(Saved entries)
┌────────
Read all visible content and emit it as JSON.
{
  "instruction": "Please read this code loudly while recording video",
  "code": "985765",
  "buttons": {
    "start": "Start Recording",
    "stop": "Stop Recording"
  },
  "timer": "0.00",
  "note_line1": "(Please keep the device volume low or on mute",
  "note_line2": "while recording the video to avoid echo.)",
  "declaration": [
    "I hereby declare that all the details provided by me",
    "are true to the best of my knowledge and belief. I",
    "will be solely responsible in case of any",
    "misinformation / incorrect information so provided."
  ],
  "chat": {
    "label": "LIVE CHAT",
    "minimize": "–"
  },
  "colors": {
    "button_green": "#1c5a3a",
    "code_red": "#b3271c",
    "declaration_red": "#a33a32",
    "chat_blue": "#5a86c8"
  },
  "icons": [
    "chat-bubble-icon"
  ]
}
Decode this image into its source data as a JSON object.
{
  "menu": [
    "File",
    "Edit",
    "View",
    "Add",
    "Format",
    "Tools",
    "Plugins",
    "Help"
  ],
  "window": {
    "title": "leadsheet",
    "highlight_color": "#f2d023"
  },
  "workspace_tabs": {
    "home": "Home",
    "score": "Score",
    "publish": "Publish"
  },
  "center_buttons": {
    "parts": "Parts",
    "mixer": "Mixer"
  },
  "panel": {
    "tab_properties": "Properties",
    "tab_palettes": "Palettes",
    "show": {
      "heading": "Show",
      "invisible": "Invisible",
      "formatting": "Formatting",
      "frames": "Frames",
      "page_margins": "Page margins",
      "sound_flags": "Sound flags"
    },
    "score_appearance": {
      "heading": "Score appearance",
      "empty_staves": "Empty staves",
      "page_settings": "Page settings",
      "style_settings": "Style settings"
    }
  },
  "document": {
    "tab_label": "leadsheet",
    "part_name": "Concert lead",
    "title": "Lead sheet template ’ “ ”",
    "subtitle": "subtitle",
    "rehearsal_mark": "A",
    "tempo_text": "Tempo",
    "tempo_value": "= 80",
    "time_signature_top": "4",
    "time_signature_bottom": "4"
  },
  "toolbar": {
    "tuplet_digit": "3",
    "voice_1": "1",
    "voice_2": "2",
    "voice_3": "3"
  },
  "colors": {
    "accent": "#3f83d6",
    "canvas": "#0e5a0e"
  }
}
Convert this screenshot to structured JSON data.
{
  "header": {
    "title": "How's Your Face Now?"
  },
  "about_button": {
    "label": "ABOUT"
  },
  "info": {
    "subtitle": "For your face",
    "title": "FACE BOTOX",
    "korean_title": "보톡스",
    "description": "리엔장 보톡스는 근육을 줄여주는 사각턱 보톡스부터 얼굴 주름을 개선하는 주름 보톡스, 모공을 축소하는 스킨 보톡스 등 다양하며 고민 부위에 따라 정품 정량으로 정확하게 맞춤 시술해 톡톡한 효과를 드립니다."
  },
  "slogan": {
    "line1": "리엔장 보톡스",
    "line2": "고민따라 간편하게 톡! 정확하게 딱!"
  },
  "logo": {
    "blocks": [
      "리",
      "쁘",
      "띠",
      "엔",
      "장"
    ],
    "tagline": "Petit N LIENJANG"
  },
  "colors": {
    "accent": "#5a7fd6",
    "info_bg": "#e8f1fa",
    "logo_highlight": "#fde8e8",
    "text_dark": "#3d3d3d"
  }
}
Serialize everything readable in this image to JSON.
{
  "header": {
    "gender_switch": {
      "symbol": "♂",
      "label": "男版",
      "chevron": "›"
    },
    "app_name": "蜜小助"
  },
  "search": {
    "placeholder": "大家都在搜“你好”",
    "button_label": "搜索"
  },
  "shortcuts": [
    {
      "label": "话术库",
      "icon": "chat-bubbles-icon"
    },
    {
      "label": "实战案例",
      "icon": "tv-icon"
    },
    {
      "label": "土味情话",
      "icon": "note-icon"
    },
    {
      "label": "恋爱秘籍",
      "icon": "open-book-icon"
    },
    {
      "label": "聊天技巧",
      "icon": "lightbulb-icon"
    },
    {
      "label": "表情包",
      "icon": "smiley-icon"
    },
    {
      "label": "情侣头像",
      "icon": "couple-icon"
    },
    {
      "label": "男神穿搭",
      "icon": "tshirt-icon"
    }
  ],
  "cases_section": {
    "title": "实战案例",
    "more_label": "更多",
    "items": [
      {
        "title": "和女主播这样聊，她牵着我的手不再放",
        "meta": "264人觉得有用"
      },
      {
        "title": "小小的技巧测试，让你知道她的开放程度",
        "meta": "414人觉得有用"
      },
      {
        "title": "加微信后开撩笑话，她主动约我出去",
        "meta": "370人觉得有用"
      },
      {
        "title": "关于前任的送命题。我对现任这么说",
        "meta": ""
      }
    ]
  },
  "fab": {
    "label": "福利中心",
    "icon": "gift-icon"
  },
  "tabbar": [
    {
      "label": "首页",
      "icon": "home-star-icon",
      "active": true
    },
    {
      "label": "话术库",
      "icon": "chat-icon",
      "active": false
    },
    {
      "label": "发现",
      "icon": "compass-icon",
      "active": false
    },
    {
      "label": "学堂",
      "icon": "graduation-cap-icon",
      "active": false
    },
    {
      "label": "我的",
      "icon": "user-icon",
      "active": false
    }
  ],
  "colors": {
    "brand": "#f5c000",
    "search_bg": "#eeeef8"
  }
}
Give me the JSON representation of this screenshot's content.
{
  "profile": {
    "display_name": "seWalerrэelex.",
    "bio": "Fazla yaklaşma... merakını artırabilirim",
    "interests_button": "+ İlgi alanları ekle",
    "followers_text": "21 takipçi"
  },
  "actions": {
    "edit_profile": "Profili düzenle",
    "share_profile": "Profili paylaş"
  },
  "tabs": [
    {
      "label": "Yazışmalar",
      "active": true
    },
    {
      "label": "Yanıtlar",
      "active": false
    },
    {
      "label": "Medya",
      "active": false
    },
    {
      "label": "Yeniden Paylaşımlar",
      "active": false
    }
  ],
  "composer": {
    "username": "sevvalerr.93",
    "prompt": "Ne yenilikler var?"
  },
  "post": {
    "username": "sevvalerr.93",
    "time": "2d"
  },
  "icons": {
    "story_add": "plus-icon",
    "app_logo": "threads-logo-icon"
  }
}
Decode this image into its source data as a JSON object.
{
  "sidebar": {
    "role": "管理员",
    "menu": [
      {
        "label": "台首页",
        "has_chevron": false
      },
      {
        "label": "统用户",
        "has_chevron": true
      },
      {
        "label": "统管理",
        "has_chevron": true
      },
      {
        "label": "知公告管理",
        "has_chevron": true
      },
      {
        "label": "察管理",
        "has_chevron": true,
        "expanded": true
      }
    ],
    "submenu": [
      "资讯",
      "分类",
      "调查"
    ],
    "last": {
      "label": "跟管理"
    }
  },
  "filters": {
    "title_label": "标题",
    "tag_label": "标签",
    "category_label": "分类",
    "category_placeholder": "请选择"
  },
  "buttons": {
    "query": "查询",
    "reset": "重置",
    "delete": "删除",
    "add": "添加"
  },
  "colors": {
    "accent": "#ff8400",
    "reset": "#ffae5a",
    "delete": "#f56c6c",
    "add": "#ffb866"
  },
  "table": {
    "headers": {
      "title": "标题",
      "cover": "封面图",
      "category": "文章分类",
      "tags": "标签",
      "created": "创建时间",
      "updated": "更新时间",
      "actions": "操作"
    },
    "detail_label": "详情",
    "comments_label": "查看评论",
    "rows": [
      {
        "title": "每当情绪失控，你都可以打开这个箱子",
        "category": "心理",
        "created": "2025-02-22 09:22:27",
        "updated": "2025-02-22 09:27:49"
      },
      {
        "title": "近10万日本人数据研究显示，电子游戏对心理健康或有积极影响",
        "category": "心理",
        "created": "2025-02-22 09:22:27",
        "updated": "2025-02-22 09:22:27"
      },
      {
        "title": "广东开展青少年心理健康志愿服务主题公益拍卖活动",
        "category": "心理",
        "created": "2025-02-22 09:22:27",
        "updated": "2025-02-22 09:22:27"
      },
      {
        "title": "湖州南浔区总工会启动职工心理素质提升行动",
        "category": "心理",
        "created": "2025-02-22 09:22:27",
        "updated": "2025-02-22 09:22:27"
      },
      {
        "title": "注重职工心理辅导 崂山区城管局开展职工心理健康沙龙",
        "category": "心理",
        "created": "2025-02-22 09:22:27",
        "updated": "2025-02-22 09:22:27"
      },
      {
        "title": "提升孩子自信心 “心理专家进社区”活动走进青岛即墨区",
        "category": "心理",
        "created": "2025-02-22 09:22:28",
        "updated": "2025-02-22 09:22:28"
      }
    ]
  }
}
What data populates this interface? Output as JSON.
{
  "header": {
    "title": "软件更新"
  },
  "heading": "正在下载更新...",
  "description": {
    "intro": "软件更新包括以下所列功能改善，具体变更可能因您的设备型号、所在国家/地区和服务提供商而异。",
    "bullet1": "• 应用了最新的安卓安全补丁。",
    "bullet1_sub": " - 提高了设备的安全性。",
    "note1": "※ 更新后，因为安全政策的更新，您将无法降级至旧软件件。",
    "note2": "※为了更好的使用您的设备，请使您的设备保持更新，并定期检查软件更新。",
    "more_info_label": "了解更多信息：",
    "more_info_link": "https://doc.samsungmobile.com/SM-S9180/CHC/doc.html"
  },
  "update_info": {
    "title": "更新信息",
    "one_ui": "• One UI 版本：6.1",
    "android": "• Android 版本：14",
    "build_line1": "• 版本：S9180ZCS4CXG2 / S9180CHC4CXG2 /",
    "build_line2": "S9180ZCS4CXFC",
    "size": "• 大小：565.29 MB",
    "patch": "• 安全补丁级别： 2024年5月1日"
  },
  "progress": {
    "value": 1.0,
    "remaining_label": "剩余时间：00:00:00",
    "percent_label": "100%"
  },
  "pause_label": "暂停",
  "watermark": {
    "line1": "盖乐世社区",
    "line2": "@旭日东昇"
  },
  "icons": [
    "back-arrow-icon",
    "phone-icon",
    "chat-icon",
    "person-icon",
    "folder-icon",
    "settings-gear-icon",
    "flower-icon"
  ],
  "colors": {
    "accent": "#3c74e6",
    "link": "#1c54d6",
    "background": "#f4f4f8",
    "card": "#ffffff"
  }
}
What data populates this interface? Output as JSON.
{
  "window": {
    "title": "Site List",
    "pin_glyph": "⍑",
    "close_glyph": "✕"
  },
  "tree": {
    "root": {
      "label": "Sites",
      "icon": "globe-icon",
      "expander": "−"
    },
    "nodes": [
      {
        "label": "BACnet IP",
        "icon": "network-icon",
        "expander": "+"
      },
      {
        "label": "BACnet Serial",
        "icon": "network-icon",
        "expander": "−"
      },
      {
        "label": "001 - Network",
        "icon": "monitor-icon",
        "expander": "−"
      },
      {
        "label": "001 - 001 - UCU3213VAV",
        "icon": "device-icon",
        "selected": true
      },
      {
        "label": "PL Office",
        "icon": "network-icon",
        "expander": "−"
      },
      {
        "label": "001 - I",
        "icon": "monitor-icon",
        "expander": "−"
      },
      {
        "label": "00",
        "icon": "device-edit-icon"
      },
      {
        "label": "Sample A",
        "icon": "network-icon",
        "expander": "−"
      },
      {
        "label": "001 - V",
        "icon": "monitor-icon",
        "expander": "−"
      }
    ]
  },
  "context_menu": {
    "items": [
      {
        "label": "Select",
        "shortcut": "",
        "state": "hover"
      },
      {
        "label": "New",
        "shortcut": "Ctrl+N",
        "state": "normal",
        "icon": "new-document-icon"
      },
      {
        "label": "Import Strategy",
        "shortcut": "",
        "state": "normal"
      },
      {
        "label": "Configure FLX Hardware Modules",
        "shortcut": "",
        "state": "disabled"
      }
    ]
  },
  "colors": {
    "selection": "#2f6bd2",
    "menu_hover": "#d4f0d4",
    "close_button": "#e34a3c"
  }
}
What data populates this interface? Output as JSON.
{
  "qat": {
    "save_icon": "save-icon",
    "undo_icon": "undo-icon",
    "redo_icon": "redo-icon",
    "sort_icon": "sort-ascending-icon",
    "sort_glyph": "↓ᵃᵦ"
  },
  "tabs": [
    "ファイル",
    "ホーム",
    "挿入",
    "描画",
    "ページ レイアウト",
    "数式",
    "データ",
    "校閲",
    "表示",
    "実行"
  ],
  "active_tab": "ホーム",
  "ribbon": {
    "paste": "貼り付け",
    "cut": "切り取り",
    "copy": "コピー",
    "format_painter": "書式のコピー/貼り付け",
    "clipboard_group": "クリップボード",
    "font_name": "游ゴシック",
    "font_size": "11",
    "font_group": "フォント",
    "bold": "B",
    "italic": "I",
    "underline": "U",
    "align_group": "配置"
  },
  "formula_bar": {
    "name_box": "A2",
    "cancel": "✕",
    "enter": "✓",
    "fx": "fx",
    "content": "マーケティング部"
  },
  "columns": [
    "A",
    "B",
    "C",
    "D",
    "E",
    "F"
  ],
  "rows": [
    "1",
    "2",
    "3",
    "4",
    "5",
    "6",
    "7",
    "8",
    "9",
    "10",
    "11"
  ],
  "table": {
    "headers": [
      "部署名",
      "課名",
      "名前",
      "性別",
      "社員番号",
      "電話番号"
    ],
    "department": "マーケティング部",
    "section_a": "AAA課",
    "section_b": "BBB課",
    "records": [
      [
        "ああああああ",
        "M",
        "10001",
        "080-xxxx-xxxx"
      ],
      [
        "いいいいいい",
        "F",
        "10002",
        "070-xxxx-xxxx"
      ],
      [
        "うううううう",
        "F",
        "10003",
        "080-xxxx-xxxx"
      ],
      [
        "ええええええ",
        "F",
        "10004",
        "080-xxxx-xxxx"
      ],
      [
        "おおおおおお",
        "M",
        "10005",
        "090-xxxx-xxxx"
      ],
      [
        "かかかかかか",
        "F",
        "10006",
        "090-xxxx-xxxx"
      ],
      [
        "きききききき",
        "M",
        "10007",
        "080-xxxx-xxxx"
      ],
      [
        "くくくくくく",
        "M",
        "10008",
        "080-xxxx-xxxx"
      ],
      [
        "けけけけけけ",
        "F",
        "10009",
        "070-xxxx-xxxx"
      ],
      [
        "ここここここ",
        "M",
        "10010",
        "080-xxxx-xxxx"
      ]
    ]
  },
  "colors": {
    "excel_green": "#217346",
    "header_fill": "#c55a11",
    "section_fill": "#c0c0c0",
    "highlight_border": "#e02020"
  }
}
└────────
What is asked → Gather all lines from the listing above in which "heading" occurs.

Output of the exercise →
      "heading": "Show",
      "heading": "Score appearance",
  "heading": "正在下载更新...",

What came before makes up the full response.